* EXERCISE BRIEF:
Single out each line with the word "ffffff" and copy it.

* RECORD EXTRACTS:

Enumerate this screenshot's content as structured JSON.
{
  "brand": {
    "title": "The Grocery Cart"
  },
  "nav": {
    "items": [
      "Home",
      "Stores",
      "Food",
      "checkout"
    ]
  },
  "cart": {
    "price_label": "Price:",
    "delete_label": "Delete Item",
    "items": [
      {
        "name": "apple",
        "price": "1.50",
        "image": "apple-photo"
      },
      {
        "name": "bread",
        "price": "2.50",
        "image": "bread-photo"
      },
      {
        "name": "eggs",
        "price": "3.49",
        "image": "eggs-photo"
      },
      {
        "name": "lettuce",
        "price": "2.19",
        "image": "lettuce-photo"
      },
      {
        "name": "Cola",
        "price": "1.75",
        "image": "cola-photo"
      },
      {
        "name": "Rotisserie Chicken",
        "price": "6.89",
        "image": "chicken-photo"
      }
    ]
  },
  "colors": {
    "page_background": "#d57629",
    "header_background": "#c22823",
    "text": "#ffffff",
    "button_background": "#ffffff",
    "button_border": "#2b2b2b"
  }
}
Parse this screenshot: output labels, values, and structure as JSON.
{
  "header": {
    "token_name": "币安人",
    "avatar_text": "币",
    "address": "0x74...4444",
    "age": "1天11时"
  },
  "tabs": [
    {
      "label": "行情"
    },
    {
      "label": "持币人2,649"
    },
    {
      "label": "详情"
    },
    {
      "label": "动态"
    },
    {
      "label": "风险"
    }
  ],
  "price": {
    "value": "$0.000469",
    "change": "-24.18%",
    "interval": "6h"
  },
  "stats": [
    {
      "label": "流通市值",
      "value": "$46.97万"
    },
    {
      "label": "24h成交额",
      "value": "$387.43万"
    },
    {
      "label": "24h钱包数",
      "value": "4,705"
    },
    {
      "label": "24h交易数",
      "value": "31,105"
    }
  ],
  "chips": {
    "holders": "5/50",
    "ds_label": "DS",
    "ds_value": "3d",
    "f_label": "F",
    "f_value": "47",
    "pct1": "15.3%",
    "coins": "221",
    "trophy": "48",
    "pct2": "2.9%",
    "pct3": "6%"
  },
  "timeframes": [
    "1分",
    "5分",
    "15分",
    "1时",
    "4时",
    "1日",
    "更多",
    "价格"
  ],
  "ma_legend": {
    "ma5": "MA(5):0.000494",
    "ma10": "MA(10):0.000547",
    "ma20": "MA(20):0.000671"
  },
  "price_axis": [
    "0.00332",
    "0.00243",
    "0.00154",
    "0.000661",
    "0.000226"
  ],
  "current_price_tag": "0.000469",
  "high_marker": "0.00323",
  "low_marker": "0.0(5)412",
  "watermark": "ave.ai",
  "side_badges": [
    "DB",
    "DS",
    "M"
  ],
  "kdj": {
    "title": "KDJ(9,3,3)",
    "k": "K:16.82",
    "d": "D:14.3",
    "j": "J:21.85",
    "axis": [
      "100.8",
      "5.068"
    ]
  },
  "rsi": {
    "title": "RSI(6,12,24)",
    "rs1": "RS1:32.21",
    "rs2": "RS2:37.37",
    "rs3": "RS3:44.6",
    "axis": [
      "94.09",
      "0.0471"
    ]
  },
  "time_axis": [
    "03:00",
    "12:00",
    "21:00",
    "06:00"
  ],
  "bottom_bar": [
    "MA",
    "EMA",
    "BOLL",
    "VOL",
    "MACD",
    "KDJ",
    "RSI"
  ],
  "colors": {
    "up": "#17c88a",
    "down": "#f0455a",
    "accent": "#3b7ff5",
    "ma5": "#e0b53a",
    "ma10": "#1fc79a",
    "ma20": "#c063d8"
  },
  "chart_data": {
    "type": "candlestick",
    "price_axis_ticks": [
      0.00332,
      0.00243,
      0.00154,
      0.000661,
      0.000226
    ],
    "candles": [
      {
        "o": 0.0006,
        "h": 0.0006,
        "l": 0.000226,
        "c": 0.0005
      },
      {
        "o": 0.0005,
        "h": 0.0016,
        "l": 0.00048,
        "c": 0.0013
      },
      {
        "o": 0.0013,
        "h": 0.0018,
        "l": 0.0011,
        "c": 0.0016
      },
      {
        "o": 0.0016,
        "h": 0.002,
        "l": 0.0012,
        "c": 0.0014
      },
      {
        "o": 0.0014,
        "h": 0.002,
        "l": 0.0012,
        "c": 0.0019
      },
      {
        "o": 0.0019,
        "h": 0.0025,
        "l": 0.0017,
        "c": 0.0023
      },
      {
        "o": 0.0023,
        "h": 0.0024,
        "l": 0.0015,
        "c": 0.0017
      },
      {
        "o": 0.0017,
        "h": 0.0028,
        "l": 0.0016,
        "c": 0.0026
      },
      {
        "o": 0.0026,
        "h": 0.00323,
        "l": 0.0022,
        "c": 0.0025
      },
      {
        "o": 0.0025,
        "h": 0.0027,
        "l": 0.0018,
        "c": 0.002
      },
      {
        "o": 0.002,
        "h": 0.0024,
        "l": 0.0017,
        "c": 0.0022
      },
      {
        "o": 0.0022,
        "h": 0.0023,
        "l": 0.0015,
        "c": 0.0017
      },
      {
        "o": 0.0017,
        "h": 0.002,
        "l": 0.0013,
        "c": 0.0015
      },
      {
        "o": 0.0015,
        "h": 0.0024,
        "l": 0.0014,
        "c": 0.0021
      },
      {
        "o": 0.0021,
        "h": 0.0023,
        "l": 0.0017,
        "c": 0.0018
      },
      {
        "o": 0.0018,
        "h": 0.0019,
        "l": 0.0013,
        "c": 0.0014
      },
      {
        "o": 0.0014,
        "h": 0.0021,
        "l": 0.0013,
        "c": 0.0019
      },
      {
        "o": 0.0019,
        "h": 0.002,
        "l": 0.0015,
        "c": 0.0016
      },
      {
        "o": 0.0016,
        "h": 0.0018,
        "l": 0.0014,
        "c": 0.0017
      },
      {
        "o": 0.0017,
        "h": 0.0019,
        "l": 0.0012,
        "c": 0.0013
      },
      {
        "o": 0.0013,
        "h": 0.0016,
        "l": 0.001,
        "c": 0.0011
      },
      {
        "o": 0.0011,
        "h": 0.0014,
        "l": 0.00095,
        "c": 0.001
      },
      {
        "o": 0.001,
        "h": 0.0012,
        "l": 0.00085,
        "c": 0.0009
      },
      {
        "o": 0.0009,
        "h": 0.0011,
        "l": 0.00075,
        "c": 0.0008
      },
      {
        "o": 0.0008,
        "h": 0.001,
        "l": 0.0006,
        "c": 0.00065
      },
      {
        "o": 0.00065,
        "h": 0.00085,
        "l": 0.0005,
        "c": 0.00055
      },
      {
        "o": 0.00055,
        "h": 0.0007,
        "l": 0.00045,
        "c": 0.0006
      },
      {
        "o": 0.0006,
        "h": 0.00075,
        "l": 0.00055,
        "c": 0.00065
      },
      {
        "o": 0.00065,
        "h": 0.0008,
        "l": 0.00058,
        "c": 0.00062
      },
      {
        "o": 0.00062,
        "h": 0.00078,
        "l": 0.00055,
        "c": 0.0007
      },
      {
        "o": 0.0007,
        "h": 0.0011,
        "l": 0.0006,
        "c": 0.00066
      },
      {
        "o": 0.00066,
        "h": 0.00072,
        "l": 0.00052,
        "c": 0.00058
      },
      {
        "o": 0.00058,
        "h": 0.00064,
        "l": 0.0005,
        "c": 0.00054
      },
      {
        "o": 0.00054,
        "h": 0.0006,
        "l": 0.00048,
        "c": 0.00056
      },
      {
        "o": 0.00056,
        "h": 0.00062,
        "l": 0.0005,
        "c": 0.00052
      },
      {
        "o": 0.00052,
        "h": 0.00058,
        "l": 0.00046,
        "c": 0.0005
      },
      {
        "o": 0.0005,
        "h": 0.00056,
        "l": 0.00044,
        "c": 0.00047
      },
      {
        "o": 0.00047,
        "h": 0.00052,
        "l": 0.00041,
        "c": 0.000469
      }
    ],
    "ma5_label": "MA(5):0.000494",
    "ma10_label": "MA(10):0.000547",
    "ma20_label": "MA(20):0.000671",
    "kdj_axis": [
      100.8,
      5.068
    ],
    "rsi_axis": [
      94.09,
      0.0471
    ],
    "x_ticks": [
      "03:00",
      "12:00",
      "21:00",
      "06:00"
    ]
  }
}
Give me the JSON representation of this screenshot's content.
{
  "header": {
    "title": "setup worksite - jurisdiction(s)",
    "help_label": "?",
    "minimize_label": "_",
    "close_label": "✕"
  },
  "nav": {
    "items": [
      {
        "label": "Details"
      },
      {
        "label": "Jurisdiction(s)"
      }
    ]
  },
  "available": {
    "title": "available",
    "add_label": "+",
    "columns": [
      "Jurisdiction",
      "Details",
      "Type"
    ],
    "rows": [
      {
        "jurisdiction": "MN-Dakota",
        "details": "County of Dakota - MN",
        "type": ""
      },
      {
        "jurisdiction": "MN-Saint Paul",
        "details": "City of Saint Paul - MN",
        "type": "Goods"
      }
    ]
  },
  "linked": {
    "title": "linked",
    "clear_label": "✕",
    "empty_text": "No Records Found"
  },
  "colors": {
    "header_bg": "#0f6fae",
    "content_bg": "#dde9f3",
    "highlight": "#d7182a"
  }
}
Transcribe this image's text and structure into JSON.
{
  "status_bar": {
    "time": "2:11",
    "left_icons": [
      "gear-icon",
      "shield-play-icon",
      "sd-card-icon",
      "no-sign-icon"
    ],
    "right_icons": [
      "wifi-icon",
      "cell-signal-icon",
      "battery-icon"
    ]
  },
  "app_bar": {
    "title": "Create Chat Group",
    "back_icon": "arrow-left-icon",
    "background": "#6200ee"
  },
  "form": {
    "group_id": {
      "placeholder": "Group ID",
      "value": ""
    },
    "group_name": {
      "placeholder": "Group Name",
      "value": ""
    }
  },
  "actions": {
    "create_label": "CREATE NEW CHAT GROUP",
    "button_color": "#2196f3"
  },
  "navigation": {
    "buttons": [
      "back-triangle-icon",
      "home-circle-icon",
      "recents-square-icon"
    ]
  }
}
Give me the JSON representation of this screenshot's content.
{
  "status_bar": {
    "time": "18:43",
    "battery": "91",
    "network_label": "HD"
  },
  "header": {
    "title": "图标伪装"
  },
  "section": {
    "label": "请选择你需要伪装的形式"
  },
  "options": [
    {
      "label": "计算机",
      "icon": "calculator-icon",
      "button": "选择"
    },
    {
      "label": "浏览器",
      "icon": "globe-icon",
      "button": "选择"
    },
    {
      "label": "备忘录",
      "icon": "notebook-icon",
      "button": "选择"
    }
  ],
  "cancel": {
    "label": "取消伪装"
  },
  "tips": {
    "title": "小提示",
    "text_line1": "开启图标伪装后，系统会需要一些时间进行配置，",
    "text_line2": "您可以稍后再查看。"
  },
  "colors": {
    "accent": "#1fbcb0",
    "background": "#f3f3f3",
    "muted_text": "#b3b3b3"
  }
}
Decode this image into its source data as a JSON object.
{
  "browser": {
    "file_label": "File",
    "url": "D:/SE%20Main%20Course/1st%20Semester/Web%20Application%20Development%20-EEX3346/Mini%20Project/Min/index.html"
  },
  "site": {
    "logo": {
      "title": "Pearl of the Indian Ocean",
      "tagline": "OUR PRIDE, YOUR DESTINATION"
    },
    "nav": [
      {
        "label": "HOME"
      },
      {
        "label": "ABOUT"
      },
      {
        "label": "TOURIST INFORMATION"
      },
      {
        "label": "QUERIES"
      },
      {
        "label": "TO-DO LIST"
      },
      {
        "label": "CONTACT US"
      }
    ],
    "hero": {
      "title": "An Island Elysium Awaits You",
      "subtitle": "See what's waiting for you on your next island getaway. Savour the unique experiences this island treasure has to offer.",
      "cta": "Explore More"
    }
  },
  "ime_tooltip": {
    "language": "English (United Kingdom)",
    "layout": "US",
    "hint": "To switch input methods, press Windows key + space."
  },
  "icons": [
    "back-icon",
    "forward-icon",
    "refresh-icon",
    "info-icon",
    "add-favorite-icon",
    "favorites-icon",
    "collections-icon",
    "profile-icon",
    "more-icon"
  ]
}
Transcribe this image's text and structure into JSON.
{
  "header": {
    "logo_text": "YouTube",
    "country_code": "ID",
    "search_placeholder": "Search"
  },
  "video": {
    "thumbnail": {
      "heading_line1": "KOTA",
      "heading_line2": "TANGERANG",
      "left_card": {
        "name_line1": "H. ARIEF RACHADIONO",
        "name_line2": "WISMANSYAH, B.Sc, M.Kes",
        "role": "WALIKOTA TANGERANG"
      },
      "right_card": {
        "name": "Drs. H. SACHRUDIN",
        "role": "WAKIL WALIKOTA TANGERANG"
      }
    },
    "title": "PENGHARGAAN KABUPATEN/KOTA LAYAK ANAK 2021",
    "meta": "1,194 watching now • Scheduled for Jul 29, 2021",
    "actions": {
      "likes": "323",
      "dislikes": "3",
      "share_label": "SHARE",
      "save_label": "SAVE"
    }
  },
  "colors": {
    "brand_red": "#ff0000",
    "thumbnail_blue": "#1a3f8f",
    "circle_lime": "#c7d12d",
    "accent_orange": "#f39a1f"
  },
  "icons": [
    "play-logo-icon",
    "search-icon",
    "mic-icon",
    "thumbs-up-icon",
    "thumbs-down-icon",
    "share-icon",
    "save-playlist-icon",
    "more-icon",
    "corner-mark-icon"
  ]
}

* SOLUTION TO THIS TASK:
    "text": "#ffffff",
    "button_background": "#ffffff",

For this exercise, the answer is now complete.